Category: numerical methods

new GPU book

Numerical Computations with GPUs comes out later this year; Pierre-Yves and I were able to contribute a chapter on LU &QR decomposition (the latter using Givens rotations) for batches of dense matrices. We saw some impressive performance improvements for specific problem sizes. QR will benefit particularly from CUDA 6 and the availability of the fast/safe reciprocal hypotenuse function rhypot(x,y), more details here .

Nvidia GTC 2013

Really enjoying meeting up with old friends and new, at what has become my favorite conference; a wonderful combination of great science, engineering, design and gaming, all enabled by the venerable GPU. Here’s our talk for tomorrow, using GPUs to accelerate key algorithms in modeling the hydraulic fracturing process by EM methods. We focus on LU and QR batch decomposition specifically; special thanks and credit to Pierre-Yves for pushing over LUP and deriving some terrific insights through his optimizations.

### RECORDED INFORMATION
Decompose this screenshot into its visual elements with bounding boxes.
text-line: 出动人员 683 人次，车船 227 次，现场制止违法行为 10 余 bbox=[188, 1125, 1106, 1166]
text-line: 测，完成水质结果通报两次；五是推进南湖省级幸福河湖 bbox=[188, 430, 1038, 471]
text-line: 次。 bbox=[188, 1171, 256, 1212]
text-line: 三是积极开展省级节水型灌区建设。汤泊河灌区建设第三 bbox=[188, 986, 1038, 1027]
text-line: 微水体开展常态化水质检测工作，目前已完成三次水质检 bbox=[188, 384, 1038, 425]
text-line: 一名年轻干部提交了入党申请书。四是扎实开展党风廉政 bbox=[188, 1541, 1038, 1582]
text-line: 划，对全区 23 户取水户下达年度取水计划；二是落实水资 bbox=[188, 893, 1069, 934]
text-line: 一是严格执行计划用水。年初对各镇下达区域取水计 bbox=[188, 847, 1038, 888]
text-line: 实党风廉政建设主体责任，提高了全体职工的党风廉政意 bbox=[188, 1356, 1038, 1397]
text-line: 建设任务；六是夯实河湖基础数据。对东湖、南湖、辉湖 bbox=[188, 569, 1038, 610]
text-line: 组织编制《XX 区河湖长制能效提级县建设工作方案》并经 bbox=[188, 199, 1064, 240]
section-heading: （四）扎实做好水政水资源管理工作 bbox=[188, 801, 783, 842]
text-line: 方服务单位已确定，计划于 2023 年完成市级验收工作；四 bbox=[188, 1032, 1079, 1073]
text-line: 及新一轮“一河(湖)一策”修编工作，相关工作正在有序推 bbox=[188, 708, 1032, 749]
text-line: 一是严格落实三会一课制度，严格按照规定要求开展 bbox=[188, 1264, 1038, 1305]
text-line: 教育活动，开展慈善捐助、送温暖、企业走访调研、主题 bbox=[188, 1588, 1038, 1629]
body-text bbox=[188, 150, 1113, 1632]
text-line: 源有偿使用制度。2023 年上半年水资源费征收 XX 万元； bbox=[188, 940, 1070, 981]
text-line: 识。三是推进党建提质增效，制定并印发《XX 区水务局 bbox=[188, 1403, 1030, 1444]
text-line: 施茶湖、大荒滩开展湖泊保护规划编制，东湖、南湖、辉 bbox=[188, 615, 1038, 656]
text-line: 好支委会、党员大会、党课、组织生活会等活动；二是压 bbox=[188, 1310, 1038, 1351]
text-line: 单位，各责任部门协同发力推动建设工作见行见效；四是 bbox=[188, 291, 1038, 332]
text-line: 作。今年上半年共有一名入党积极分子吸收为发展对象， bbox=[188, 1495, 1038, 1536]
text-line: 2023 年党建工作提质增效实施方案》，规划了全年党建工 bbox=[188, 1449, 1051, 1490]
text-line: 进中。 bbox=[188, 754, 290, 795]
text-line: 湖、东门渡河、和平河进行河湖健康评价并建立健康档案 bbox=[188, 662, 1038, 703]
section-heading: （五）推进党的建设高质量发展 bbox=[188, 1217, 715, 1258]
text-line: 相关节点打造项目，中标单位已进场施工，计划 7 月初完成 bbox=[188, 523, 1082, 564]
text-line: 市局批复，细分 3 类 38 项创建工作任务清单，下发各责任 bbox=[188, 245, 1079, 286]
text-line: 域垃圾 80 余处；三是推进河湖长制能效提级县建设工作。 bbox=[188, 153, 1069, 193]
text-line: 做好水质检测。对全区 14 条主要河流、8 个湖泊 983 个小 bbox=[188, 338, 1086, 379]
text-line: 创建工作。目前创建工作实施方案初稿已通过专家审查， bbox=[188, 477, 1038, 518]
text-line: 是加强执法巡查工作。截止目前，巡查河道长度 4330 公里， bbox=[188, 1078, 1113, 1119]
---
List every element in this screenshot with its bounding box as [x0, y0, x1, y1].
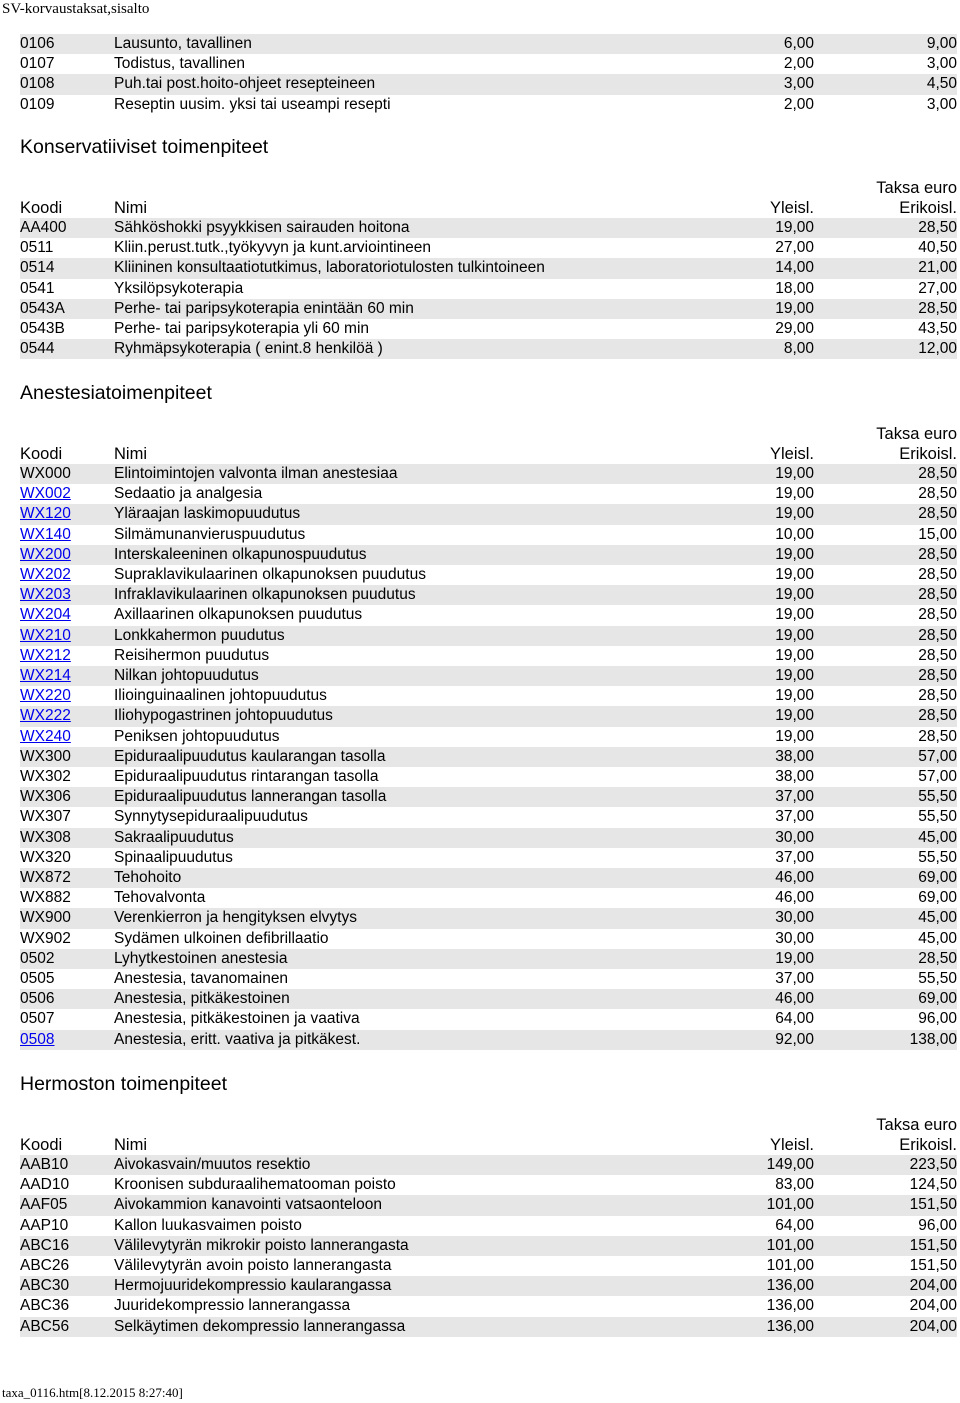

### GOALS
• 1. According to the GPU blog text, which fields does the conference bring together? List each one.
• 2. Carry the GPU blog text forward from its final sentence.

### EXPECTED ANSWERS
• 1. science, engineering, design, gaming

• 2.
Nvidia GTC 2013 Accepted Talks

I’m fortunate to work with some very talented people 🙂 Work supported in part by a generous donation of 50 M2070 Nvidia Tesla cards from HP

Accelerating and Scaling Lanczos Diagonalization with GPGPU

W. J. Brouwer, Sreejith G.J., F. Spiga

Lanczos diagonalization (LD) is an important algorithm for calculating eigenvalues and eigenvectors of large matrices, used in many applications. A example performed countless times throughout the world on a daily basis involves latent semantic analysis of documents for search and retrieval. This presentation details work devoted to exploiting the massive parallelism and scalability of GPUs, in order to enhance LD for key aspects of condensed matter physics. One significant application area is the diagonalization of the Hamiltonian for large, dense matrices encountered in studies of the fractional quantum Hall effect. A second application discussed in this work is to the Self Consistent Field (SCF) cycle of a Density Functional Theory (DFT) code, Quantum Espresso. Initial results are promising, demonstrating a 18x speedup using GPU, over an optimized CPU implementation. Further, the use of MPI in conjunction with NVIDIA GPUDirect allows for scaling to all GPUs across the cluster used in this work.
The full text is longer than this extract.